[Start]

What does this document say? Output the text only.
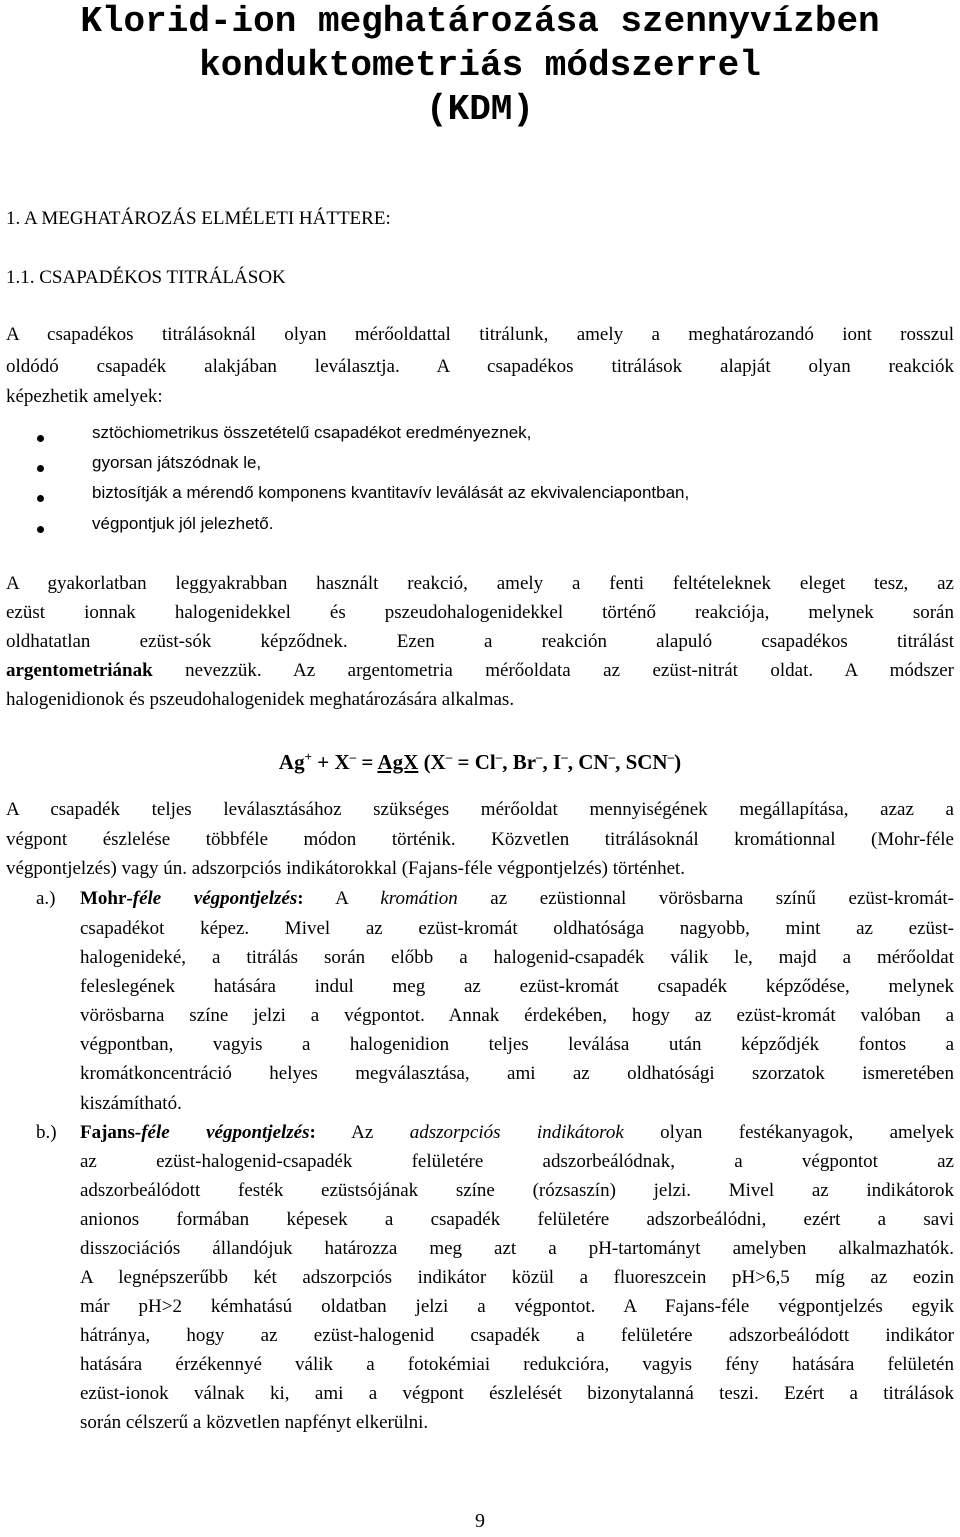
Klorid-ion meghatározása szennyvízben
konduktometriás módszerrel
(KDM)
1. A MEGHATÁROZÁS ELMÉLETI HÁTTERE:
1.1. CSAPADÉKOS TITRÁLÁSOK
A csapadékos titrálásoknál olyan mérőoldattal titrálunk, amely a meghatározandó iont rosszul
oldódó csapadék alakjában leválasztja. A csapadékos titrálások alapját olyan reakciók
képezhetik amelyek:
sztöchiometrikus összetételű csapadékot eredményeznek,
gyorsan játszódnak le,
biztosítják a mérendő komponens kvantitavív leválását az ekvivalenciapontban,
végpontjuk jól jelezhető.
A gyakorlatban leggyakrabban használt reakció, amely a fenti feltételeknek eleget tesz, az
ezüst ionnak halogenidekkel és pszeudohalogenidekkel történő reakciója, melynek során
oldhatatlan ezüst-sók képződnek. Ezen a reakción alapuló csapadékos titrálást
argentometriának nevezzük. Az argentometria mérőoldata az ezüst-nitrát oldat. A módszer
halogenidionok és pszeudohalogenidek meghatározására alkalmas.
Ag+ + X– = AgX (X– = Cl–, Br–, I–, CN–, SCN–)
A csapadék teljes leválasztásához szükséges mérőoldat mennyiségének megállapítása, azaz a
végpont észlelése többféle módon történik. Közvetlen titrálásoknál kromátionnal (Mohr-féle
végpontjelzés) vagy ún. adszorpciós indikátorokkal (Fajans-féle végpontjelzés) történhet.
a.)	Mohr-féle végpontjelzés: A kromátion az ezüstionnal vörösbarna színű ezüst-kromát-
csapadékot képez. Mivel az ezüst-kromát oldhatósága nagyobb, mint az ezüst-
halogenideké, a titrálás során előbb a halogenid-csapadék válik le, majd a mérőoldat
feleslegének hatására indul meg az ezüst-kromát csapadék képződése, melynek
vörösbarna színe jelzi a végpontot. Annak érdekében, hogy az ezüst-kromát valóban a
végpontban, vagyis a halogenidion teljes leválása után képződjék fontos a
kromátkoncentráció helyes megválasztása, ami az oldhatósági szorzatok ismeretében
kiszámítható.
b.)	Fajans-féle végpontjelzés: Az adszorpciós indikátorok olyan festékanyagok, amelyek
az ezüst-halogenid-csapadék felületére adszorbeálódnak, a végpontot az
adszorbeálódott festék ezüstsójának színe (rózsaszín) jelzi. Mivel az indikátorok
anionos formában képesek a csapadék felületére adszorbeálódni, ezért a savi
disszociációs állandójuk határozza meg azt a pH-tartományt amelyben alkalmazhatók.
A legnépszerűbb két adszorpciós indikátor közül a fluoreszcein pH>6,5 míg az eozin
már pH>2 kémhatású oldatban jelzi a végpontot. A Fajans-féle végpontjelzés egyik
hátránya, hogy az ezüst-halogenid csapadék a felületére adszorbeálódott indikátor
hatására érzékennyé válik a fotokémiai redukcióra, vagyis fény hatására felületén
ezüst-ionok válnak ki, ami a végpont észlelését bizonytalanná teszi. Ezért a titrálások
során célszerű a közvetlen napfényt elkerülni.
9
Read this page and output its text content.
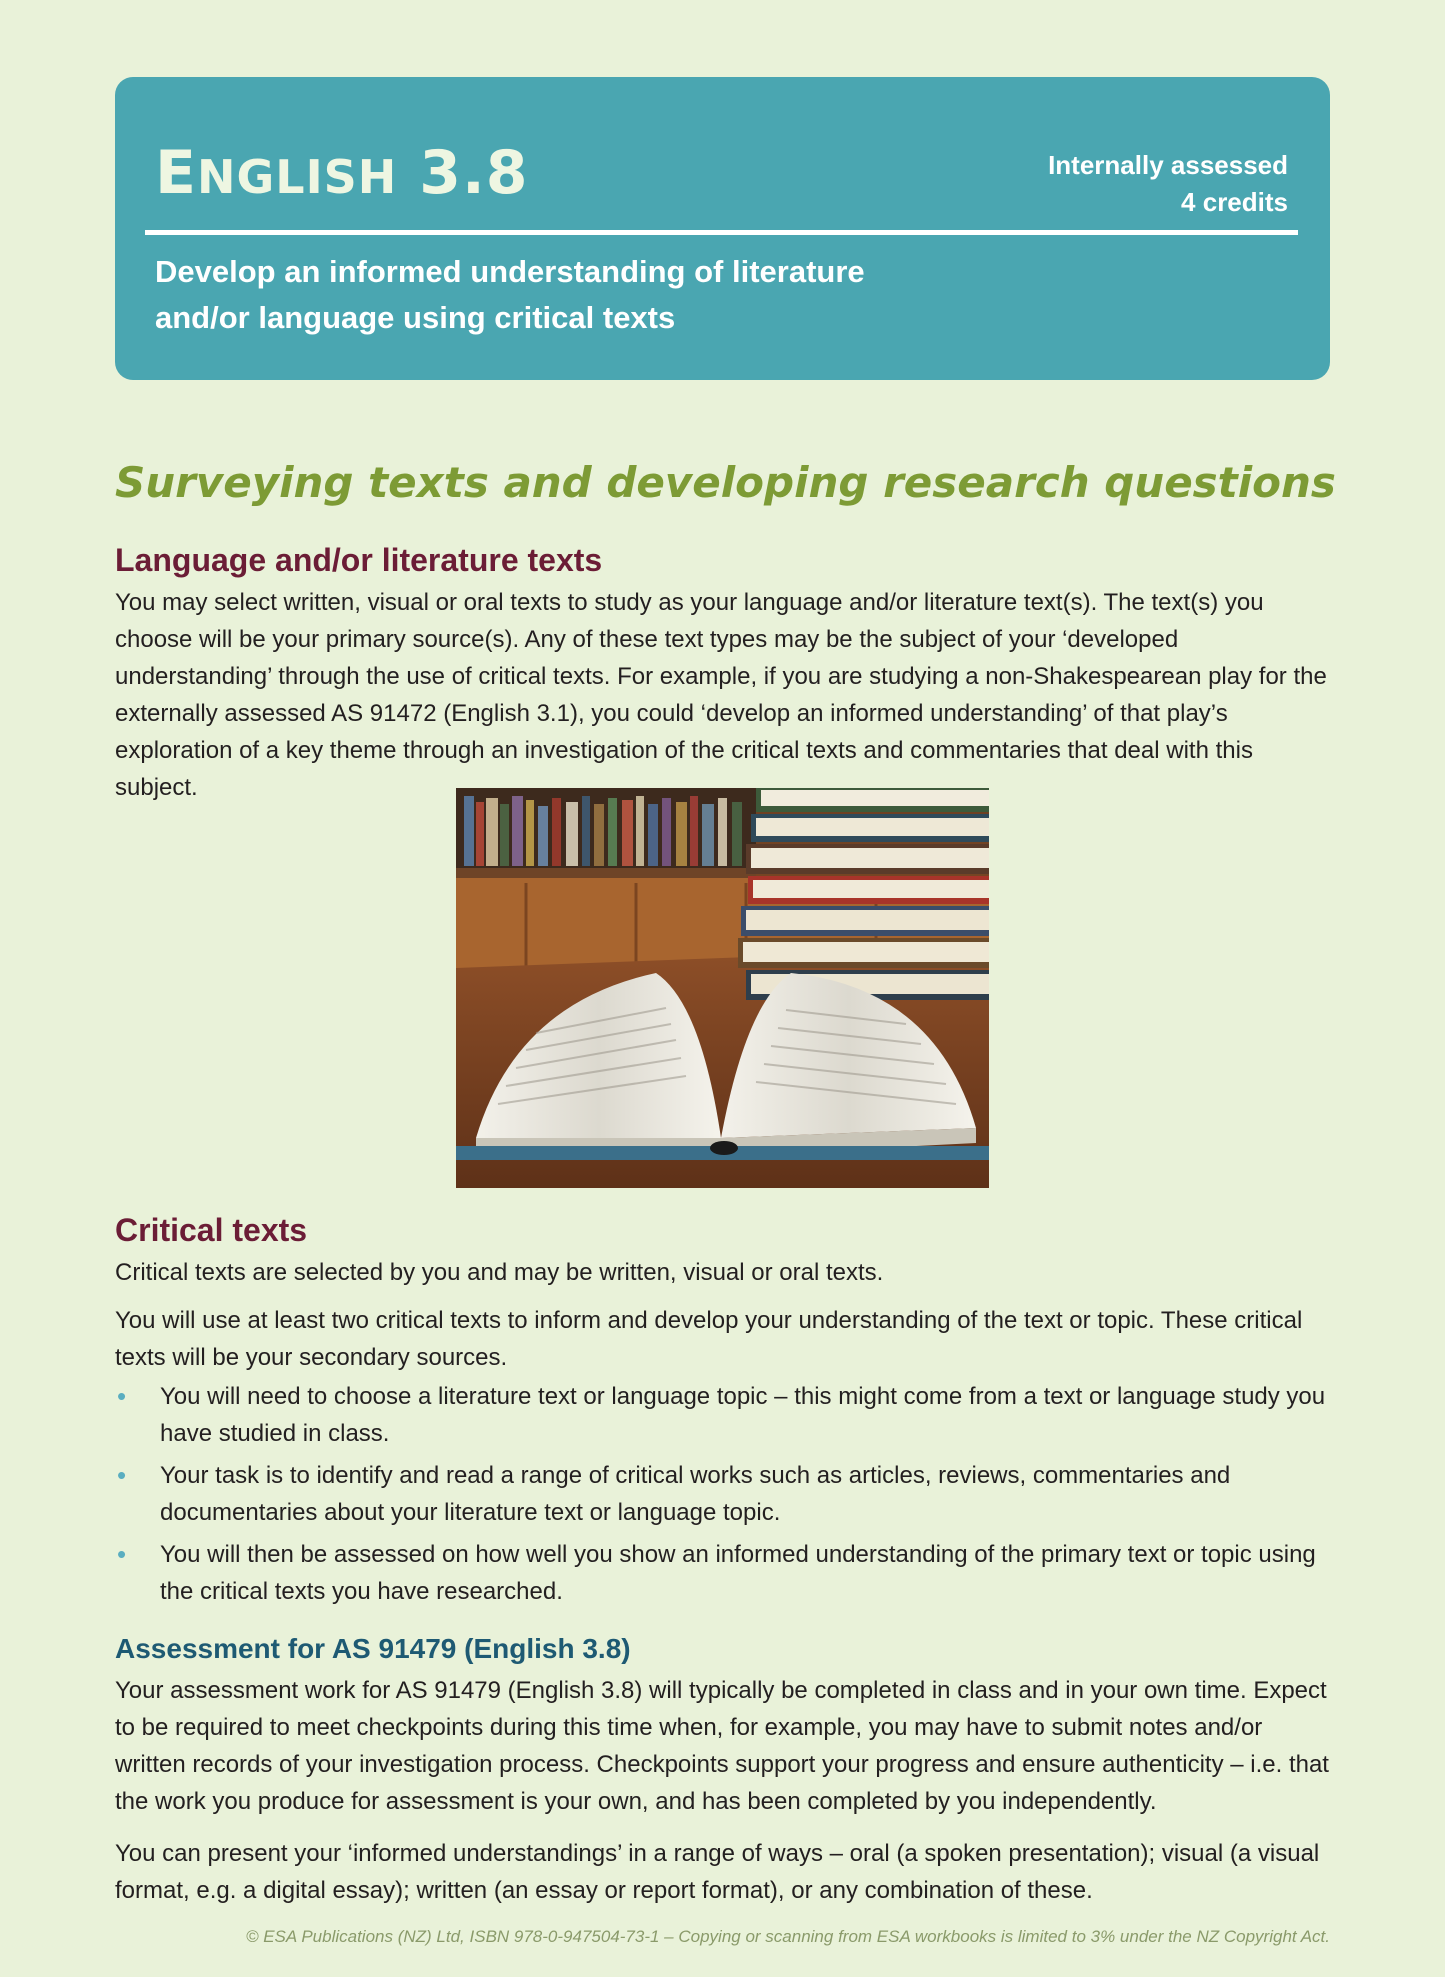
ENGLISH 3.8	Internally assessed
4 credits
Develop an informed understanding of literature
and/or language using critical texts
Surveying texts and developing research questions
Language and/or literature texts

You may select written, visual or oral texts to study as your language and/or literature text(s). The text(s) you choose will be your primary source(s). Any of these text types may be the subject of your ‘developed understanding’ through the use of critical texts. For example, if you are studying a non-Shakespearean play for the externally assessed AS 91472 (English 3.1), you could ‘develop an informed understanding’ of that play’s exploration of a key theme through an investigation of the critical texts and commentaries that deal with this subject.

Critical texts

Critical texts are selected by you and may be written, visual or oral texts.

You will use at least two critical texts to inform and develop your understanding of the text or topic. These critical texts will be your secondary sources.

• You will need to choose a literature text or language topic – this might come from a text or language study you have studied in class.
• Your task is to identify and read a range of critical works such as articles, reviews, commentaries and documentaries about your literature text or language topic.
• You will then be assessed on how well you show an informed understanding of the primary text or topic using the critical texts you have researched.
Assessment for AS 91479 (English 3.8)

Your assessment work for AS 91479 (English 3.8) will typically be completed in class and in your own time. Expect to be required to meet checkpoints during this time when, for example, you may have to submit notes and/or written records of your investigation process. Checkpoints support your progress and ensure authenticity – i.e. that the work you produce for assessment is your own, and has been completed by you independently.

You can present your ‘informed understandings’ in a range of ways – oral (a spoken presentation); visual (a visual format, e.g. a digital essay); written (an essay or report format), or any combination of these.

© ESA Publications (NZ) Ltd, ISBN 978-0-947504-73-1 – Copying or scanning from ESA workbooks is limited to 3% under the NZ Copyright Act.
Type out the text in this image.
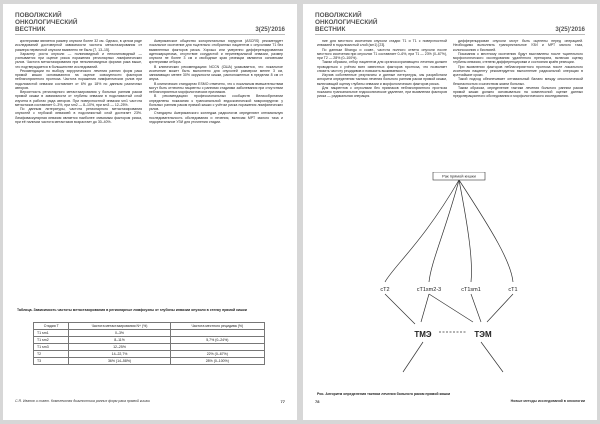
ПОВОЛЖСКИЙ
ОНКОЛОГИЧЕСКИЙ
ВЕСТНИК	3(25)'2016

критериями является размер опухоли более 32 см. Однако, в целом ряде исследований достоверной зависимости частоты метастазирования от размера первичной опухоли выявлено не было [7, 13–15].

Характер роста опухоли — полиповидный и неполиповидный — учитывается при оценке риска поражения регионарных лимфатических узлов. Частота метастазирования при неполиповидных формах рака выше, что подтверждается в большинстве исследований.

Рекомендации по выбору хирургического лечения ранних форм рака прямой кишки основываются на оценке совокупности факторов неблагоприятного прогноза. Частота поражения лимфатических узлов при подслизистой инвазии составляет от 6% до 18% по данным различных авторов.

Вероятность регионарного метастазирования у больных ранним раком прямой кишки в зависимости от глубины инвазии в подслизистый слой изучена в работах ряда авторов. При поверхностной инвазии sm1 частота метастазов составляет 0–3%, при sm2 — 8–10%, при sm3 — 12–25%.

По данным литературы, частота регионарного метастазирования опухолей с глубокой инвазией в подслизистый слой достигает 23%. Лимфоваскулярная инвазия является наиболее значимым фактором риска, при её наличии частота метастазов возрастает до 30–40%.

Американское общество колоректальных хирургов (ASCRS) рекомендует локальное иссечение для тщательно отобранных пациентов с опухолями T1 без выявленных факторов риска. Хорошо или умеренно дифференцированная аденокарцинома, отсутствие сосудистой и периневральной инвазии, размер опухоли не более 3 см и свободные края резекции являются основными критериями отбора.

В клинических рекомендациях NCCN (США) указывается, что локальное иссечение может быть выполнено для опухолей размером менее 3 см, занимающих менее 30% окружности кишки, расположенных в пределах 8 см от ануса.

В клинических стандартах ESMO отмечено, что к локальным вмешательствам могут быть отнесены пациенты с ранними стадиями заболевания при отсутствии неблагоприятных морфологических признаков.

В рекомендациях профессиональных сообществ Великобритании определены показания к трансанальной эндоскопической микрохирургии у больных ранним раком прямой кишки с учётом риска поражения лимфатических узлов.

Стандарты Американского колледжа радиологов определяют оптимальную последовательность обследования и лечения, включая МРТ малого таза и эндоректальное УЗИ для уточнения стадии.

Таблица. Зависимость частоты метастазирования в регионарные лимфоузлы от глубины инвазии опухоли в стенку прямой кишки
Стадия T	Частота метастазирования N+ (%)	Частота местного рецидива (%)
T1 sm1	0–3%	
T1 sm2	8–11%	5,7% (0–24%)
T1 sm3	12–25%	
T2	14–22,7%	22% (0–67%)
T3	36% (14–58%)	28% (0–100%)
С.Я. Иванов и соавт. Комплексная диагностика ранних форм рака прямой кишки	77
ПОВОЛЖСКИЙ
ОНКОЛОГИЧЕСКИЙ
ВЕСТНИК	3(25)'2016

ние для местного иссечения опухоли стадии T1 и T1 с поверхностной инвазией в подслизистый слой (sm1) [23].

По данным Bhangu и соавт., частота полного ответа опухоли после местного иссечения при опухолях T1 составляет 0–6%, при T1 — 23% (0–67%), при T2 — 28% (0–100%).

Таким образом, отбор пациентов для органосохраняющего лечения должен проводиться с учётом всех известных факторов прогноза, что позволяет снизить частоту рецидивов и повысить выживаемость.

Изучив собственные результаты и данные литературы, мы разработали алгоритм определения тактики лечения больного ранним раком прямой кишки, включающий оценку глубины инвазии и морфологических факторов риска.

Для пациентов с опухолями без признаков неблагоприятного прогноза показано трансанальное эндоскопическое удаление, при выявлении факторов риска — радикальная операция.

дифференцирован опухоли могут быть оценены перед операцией. Необходимо выполнять трансректальное УЗИ и МРТ малого таза, колоноскопию с биопсией.

Показания к местному иссечению будут выставлены после тщательного морфологического исследования удалённого препарата, включая оценку глубины инвазии, степени дифференцировки и состояния краёв резекции.

При выявлении факторов неблагоприятного прогноза после локального иссечения пациенту рекомендуется выполнение радикальной операции в кратчайшие сроки.

Такой подход обеспечивает оптимальный баланс между онкологической безопасностью и качеством жизни больных.

Таким образом, определение тактики лечения больного ранним раком прямой кишки должно основываться на комплексной оценке данных предоперационного обследования и морфологического исследования.

Рак прямой кишки
cT2	cT1sm2-3	cT1sm1	cT1
ТМЭ	ТЭМ
Рис. Алгоритм определения тактики лечения больного раком прямой кишки
78	Новые методы исследований в онкологии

[End]

PROBLEM STATEMENT »
Each line that has the word "Таким" should be copied.

CORRECT ANSWER »
Таким образом, отбор пациентов для органосохраняющего лечения должен проводиться с учётом всех известных факторов прогноза, что позволяет снизить частоту рецидивов и повысить выживаемость.
Таким образом, определение тактики лечения больного ранним раком прямой кишки должно основываться на комплексной оценке данных предоперационного обследования и морфологического исследования.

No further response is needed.